Below is a block of records; return all of them exactly, but without the images.
§
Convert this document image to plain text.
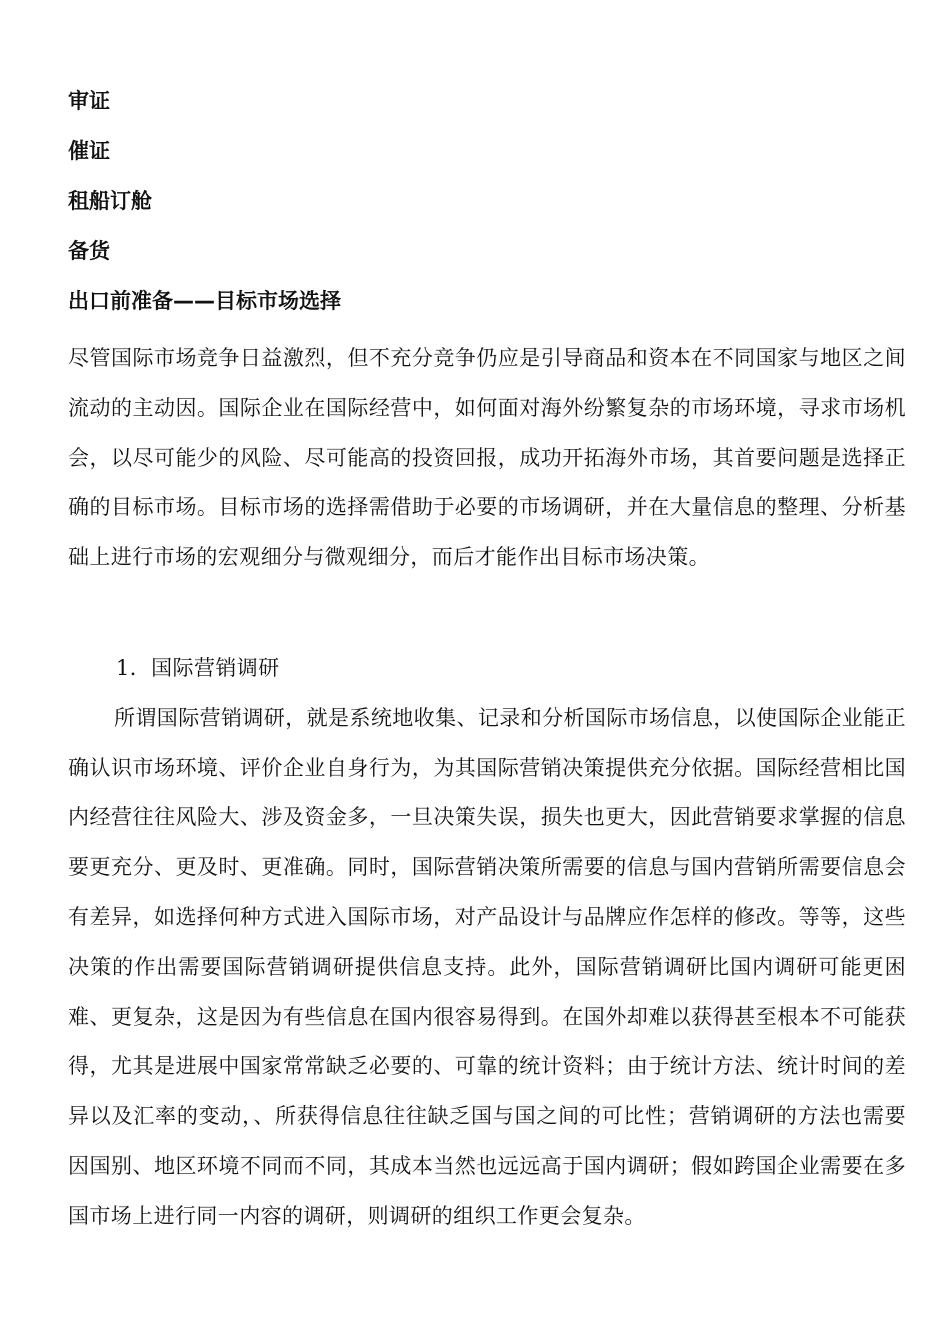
审证
催证
租船订舱
备货
出口前准备——目标市场选择

尽管国际市场竞争日益激烈，但不充分竞争仍应是引导商品和资本在不同国家与地区之间流动的主动因。国际企业在国际经营中，如何面对海外纷繁复杂的市场环境，寻求市场机会，以尽可能少的风险、尽可能高的投资回报，成功开拓海外市场，其首要问题是选择正确的目标市场。目标市场的选择需借助于必要的市场调研，并在大量信息的整理、分析基础上进行市场的宏观细分与微观细分，而后才能作出目标市场决策。

1．国际营销调研

所谓国际营销调研，就是系统地收集、记录和分析国际市场信息，以使国际企业能正确认识市场环境、评价企业自身行为，为其国际营销决策提供充分依据。国际经营相比国内经营往往风险大、涉及资金多，一旦决策失误，损失也更大，因此营销要求掌握的信息要更充分、更及时、更准确。同时，国际营销决策所需要的信息与国内营销所需要信息会有差异，如选择何种方式进入国际市场，对产品设计与品牌应作怎样的修改。等等，这些决策的作出需要国际营销调研提供信息支持。此外，国际营销调研比国内调研可能更困难、更复杂，这是因为有些信息在国内很容易得到。在国外却难以获得甚至根本不可能获得，尤其是进展中国家常常缺乏必要的、可靠的统计资料；由于统计方法、统计时间的差异以及汇率的变动，、所获得信息往往缺乏国与国之间的可比性；营销调研的方法也需要因国别、地区环境不同而不同，其成本当然也远远高于国内调研；假如跨国企业需要在多国市场上进行同一内容的调研，则调研的组织工作更会复杂。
§
### REPLY TO THE TASK
Convert this document image to plain text.
审证
催证
租船订舱
备货
出口前准备——目标市场选择

尽管国际市场竞争日益激烈，但不充分竞争仍应是引导商品和资本在不同国家与地区之间流动的主动因。国际企业在国际经营中，如何面对海外纷繁复杂的市场环境，寻求市场机会，以尽可能少的风险、尽可能高的投资回报，成功开拓海外市场，其首要问题是选择正确的目标市场。目标市场的选择需借助于必要的市场调研，并在大量信息的整理、分析基础上进行市场的宏观细分与微观细分，而后才能作出目标市场决策。

1．国际营销调研

所谓国际营销调研，就是系统地收集、记录和分析国际市场信息，以使国际企业能正确认识市场环境、评价企业自身行为，为其国际营销决策提供充分依据。国际经营相比国内经营往往风险大、涉及资金多，一旦决策失误，损失也更大，因此营销要求掌握的信息要更充分、更及时、更准确。同时，国际营销决策所需要的信息与国内营销所需要信息会有差异，如选择何种方式进入国际市场，对产品设计与品牌应作怎样的修改。等等，这些决策的作出需要国际营销调研提供信息支持。此外，国际营销调研比国内调研可能更困难、更复杂，这是因为有些信息在国内很容易得到。在国外却难以获得甚至根本不可能获得，尤其是进展中国家常常缺乏必要的、可靠的统计资料；由于统计方法、统计时间的差异以及汇率的变动，、所获得信息往往缺乏国与国之间的可比性；营销调研的方法也需要因国别、地区环境不同而不同，其成本当然也远远高于国内调研；假如跨国企业需要在多国市场上进行同一内容的调研，则调研的组织工作更会复杂。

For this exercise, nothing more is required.